Source records:
+===+
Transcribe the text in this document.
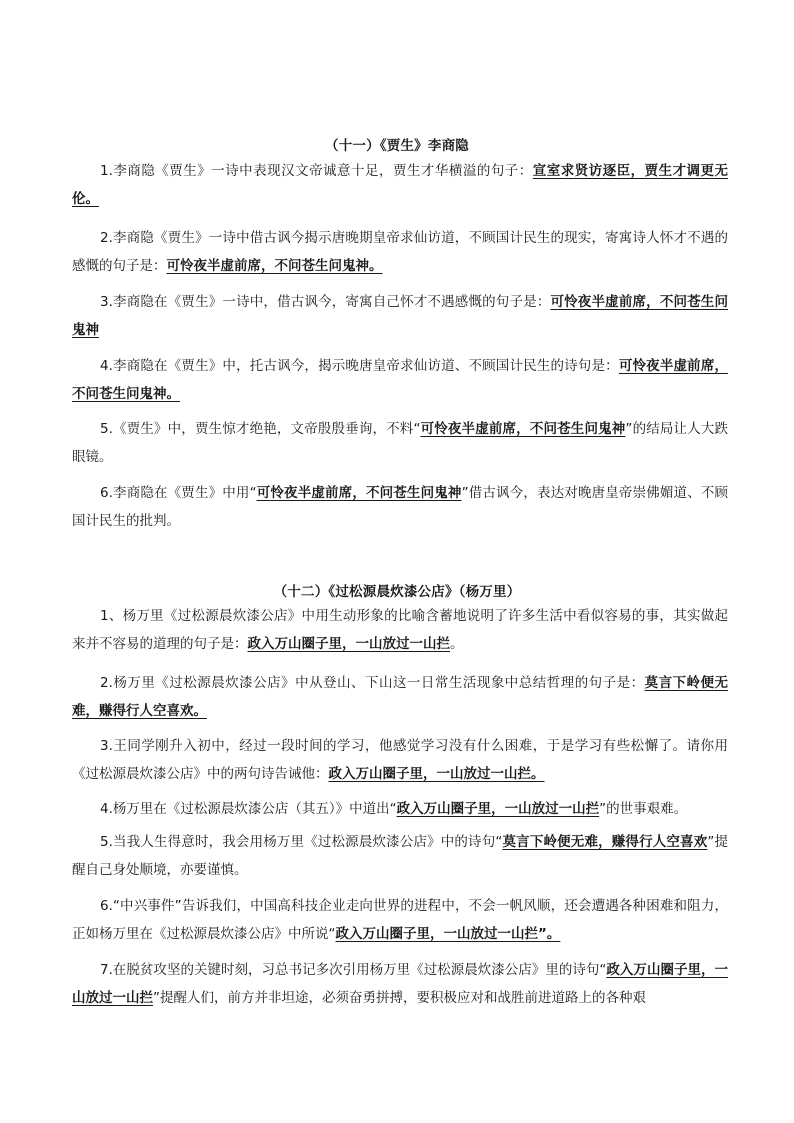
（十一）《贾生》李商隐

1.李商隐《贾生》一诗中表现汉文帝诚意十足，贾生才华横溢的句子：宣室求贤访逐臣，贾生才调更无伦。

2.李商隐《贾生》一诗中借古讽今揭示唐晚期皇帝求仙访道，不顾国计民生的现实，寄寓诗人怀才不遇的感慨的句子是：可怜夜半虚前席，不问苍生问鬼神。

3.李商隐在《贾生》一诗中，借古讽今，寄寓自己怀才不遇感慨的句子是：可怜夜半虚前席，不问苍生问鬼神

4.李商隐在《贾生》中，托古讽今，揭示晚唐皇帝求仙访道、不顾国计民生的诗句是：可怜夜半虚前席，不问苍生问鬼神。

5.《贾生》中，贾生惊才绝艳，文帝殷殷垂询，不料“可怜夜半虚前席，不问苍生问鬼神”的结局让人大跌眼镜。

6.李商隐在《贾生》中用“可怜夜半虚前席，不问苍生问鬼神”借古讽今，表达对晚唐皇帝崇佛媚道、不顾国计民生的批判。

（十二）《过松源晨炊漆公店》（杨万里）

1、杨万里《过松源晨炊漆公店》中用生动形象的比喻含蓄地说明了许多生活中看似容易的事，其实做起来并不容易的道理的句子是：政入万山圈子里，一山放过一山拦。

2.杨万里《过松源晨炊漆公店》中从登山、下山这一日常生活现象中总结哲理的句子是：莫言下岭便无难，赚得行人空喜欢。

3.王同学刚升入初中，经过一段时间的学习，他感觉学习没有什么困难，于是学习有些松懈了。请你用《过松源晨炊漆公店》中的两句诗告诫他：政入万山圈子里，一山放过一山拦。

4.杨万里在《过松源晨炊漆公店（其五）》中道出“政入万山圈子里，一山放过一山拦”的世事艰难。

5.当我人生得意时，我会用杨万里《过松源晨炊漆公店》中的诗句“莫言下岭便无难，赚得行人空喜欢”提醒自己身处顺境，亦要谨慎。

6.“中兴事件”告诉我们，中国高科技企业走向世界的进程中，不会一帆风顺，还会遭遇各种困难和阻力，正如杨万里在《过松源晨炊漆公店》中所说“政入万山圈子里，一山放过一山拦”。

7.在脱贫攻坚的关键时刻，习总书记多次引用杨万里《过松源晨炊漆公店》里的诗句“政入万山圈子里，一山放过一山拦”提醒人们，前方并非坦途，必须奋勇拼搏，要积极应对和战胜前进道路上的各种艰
+===+
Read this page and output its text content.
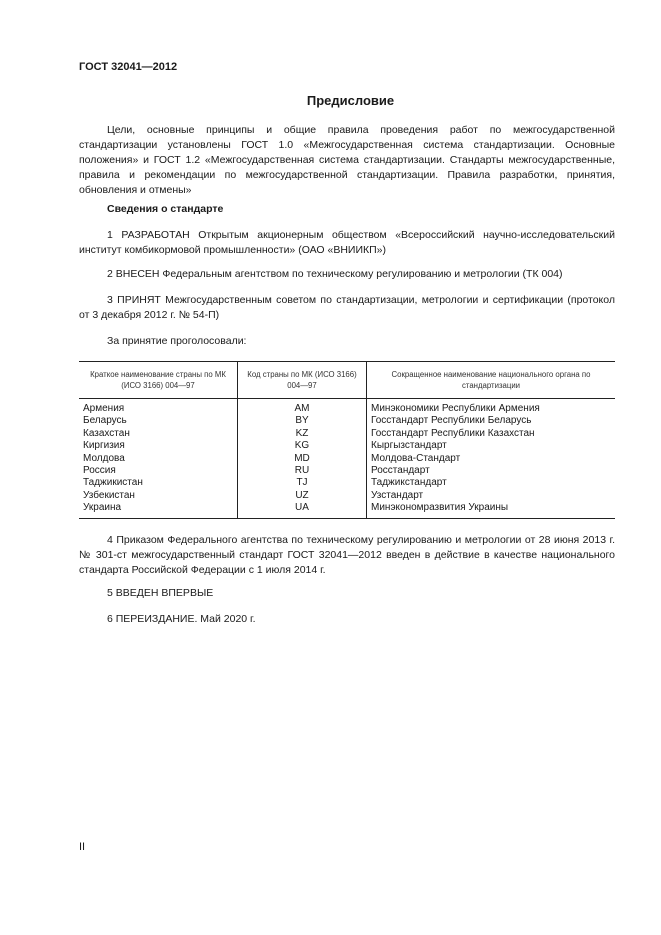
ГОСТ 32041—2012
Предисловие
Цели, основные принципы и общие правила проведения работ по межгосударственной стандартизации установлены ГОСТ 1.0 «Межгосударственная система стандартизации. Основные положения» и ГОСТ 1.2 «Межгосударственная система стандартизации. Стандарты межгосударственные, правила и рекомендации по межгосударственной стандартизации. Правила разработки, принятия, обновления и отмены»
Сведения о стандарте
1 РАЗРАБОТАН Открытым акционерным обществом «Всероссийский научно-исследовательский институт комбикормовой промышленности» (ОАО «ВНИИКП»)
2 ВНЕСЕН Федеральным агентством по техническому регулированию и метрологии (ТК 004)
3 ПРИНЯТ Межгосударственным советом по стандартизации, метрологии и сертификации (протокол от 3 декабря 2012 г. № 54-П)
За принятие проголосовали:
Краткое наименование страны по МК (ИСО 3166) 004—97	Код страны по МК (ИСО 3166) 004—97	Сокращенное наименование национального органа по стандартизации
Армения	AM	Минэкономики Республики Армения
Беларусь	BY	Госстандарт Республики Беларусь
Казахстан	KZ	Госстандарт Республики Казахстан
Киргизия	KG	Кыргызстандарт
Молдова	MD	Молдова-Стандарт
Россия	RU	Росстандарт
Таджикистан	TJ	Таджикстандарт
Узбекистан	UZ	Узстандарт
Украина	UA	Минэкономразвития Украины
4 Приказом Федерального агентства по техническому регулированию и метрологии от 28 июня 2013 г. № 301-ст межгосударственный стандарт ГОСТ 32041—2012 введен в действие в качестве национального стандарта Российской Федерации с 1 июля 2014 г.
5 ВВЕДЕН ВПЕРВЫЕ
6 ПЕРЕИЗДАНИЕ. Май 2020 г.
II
+===+
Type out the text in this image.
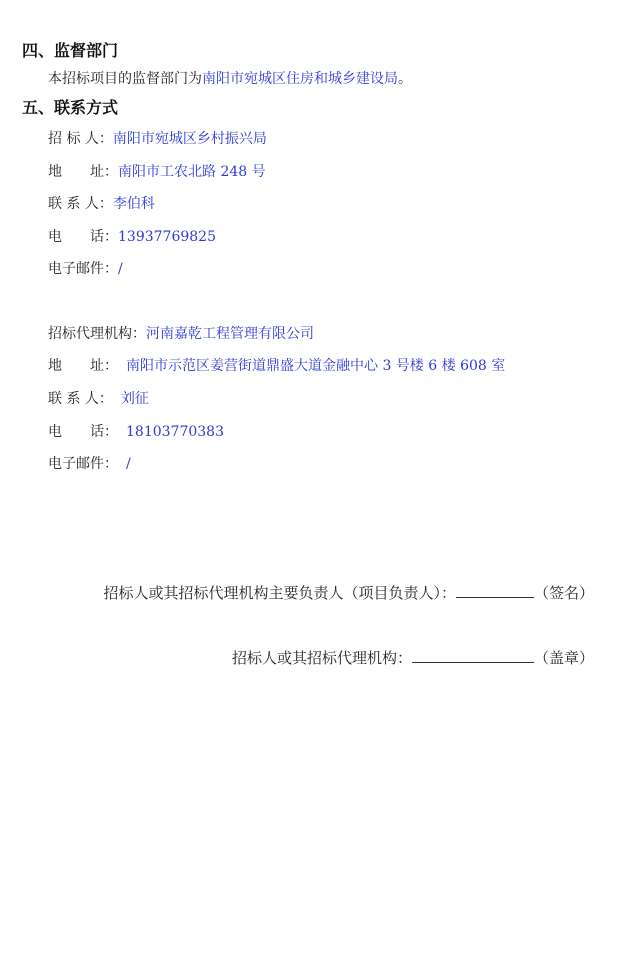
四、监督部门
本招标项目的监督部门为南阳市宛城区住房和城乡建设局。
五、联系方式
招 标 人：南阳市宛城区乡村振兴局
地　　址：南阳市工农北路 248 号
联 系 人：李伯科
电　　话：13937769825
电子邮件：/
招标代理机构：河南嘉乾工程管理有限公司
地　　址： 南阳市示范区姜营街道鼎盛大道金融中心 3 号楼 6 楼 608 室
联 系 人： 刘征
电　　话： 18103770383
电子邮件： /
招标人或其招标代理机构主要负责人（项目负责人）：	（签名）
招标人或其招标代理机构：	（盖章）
+===+
Prompt:
Check each line of the records for the word "不问苍生问鬼神" and extract those that contain it.

Written answer:
2.李商隐《贾生》一诗中借古讽今揭示唐晚期皇帝求仙访道，不顾国计民生的现实，寄寓诗人怀才不遇的感慨的句子是：可怜夜半虚前席，不问苍生问鬼神。
3.李商隐在《贾生》一诗中，借古讽今，寄寓自己怀才不遇感慨的句子是：可怜夜半虚前席，不问苍生问鬼神
4.李商隐在《贾生》中，托古讽今，揭示晚唐皇帝求仙访道、不顾国计民生的诗句是：可怜夜半虚前席，不问苍生问鬼神。
5.《贾生》中，贾生惊才绝艳，文帝殷殷垂询，不料“可怜夜半虚前席，不问苍生问鬼神”的结局让人大跌眼镜。
6.李商隐在《贾生》中用“可怜夜半虚前席，不问苍生问鬼神”借古讽今，表达对晚唐皇帝崇佛媚道、不顾国计民生的批判。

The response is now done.